In the records below, pick out all lines containing the word "outrigger".

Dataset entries
====
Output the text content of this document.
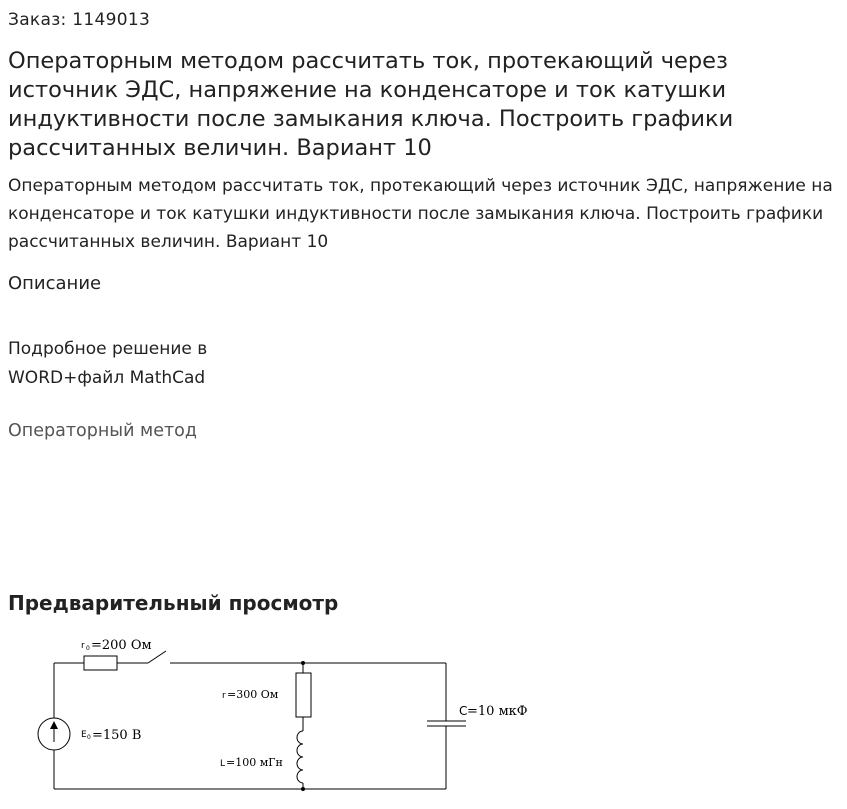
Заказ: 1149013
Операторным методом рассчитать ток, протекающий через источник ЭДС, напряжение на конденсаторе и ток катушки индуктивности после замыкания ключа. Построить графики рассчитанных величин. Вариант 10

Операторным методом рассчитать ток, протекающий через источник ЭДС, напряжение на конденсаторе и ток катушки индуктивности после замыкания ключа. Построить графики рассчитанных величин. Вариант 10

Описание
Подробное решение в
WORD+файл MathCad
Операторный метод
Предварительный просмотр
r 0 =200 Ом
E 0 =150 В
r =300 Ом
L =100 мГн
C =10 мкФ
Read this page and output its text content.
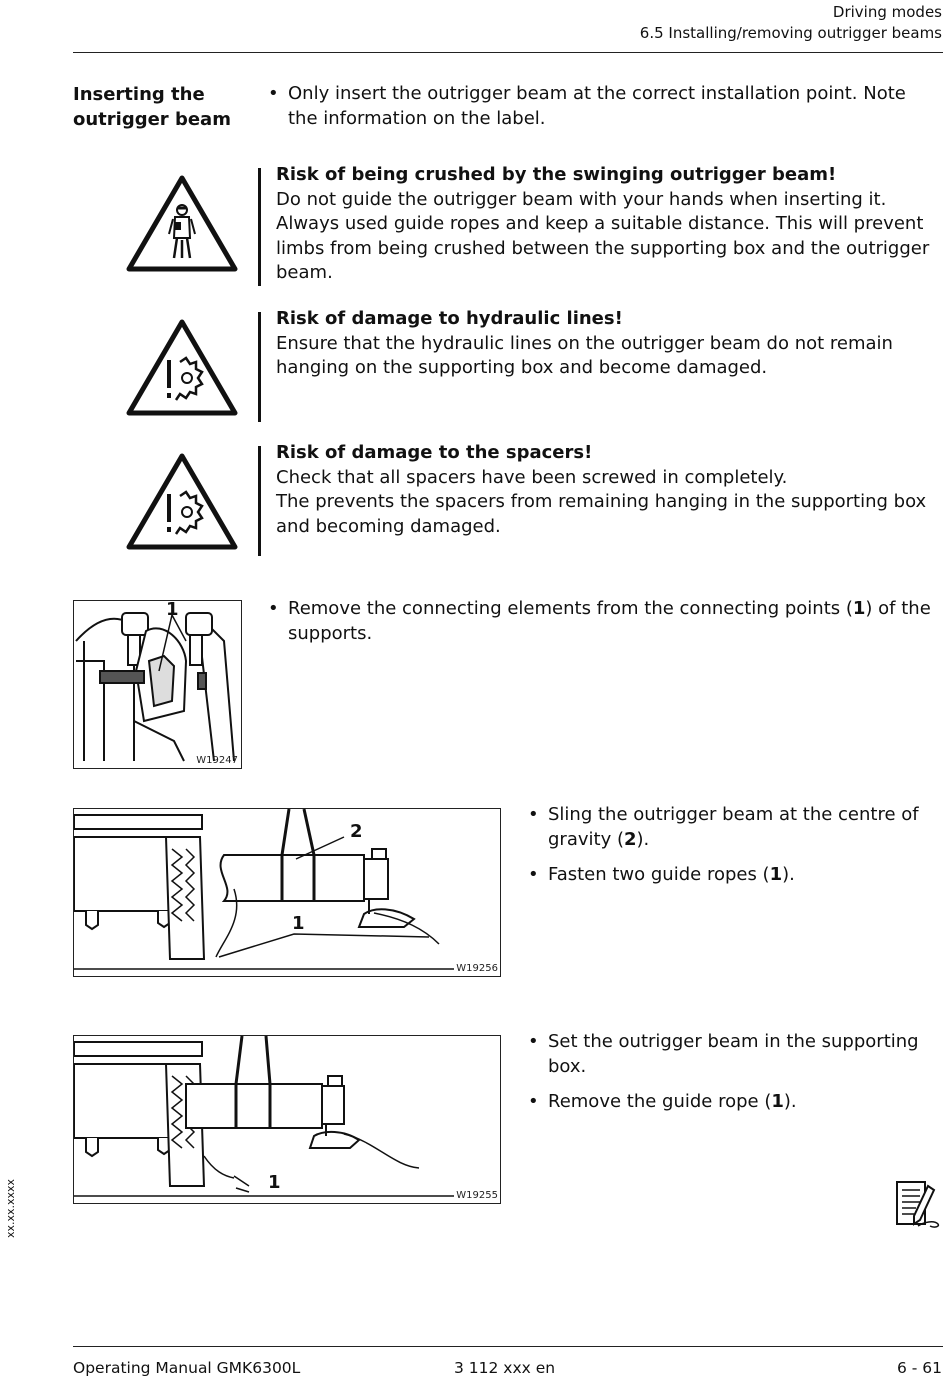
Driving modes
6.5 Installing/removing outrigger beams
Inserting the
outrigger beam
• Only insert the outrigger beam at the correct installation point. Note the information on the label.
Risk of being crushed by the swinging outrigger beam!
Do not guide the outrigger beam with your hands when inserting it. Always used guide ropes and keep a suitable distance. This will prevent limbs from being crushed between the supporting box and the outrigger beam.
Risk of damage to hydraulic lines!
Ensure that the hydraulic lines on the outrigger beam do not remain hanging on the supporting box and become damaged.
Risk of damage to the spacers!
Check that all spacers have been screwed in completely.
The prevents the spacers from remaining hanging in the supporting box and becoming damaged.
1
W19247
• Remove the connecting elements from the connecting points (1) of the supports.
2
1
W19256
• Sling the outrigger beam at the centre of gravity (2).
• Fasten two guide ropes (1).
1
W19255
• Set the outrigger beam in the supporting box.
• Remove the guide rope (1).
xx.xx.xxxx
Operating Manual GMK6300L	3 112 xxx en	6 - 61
====
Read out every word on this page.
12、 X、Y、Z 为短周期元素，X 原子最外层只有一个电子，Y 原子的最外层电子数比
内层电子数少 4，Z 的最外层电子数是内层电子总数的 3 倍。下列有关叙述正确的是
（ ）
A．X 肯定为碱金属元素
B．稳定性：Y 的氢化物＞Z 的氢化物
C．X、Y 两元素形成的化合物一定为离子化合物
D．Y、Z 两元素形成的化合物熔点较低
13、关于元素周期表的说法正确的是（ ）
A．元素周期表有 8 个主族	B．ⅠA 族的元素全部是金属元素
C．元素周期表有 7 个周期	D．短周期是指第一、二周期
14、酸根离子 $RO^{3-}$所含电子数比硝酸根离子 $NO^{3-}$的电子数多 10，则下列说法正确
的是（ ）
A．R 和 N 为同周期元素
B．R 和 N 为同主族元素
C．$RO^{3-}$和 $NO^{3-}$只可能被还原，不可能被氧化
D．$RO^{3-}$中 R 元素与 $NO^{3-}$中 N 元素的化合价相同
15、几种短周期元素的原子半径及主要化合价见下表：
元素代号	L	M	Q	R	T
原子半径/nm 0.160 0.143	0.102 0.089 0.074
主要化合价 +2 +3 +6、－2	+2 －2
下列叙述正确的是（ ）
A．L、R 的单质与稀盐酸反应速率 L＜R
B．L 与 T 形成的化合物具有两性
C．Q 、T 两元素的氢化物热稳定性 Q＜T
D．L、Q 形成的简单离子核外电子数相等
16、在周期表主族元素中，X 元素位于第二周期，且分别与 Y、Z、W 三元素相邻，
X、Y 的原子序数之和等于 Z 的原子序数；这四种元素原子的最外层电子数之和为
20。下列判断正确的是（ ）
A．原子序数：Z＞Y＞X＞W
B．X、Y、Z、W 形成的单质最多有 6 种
====
* [Task output]:
6.5 Installing/removing outrigger beams
outrigger beam
• Only insert the outrigger beam at the correct installation point. Note the information on the label.
Risk of being crushed by the swinging outrigger beam!
Do not guide the outrigger beam with your hands when inserting it. Always used guide ropes and keep a suitable distance. This will prevent limbs from being crushed between the supporting box and the outrigger beam.
Ensure that the hydraulic lines on the outrigger beam do not remain hanging on the supporting box and become damaged.
• Sling the outrigger beam at the centre of gravity (2).
• Set the outrigger beam in the supporting box.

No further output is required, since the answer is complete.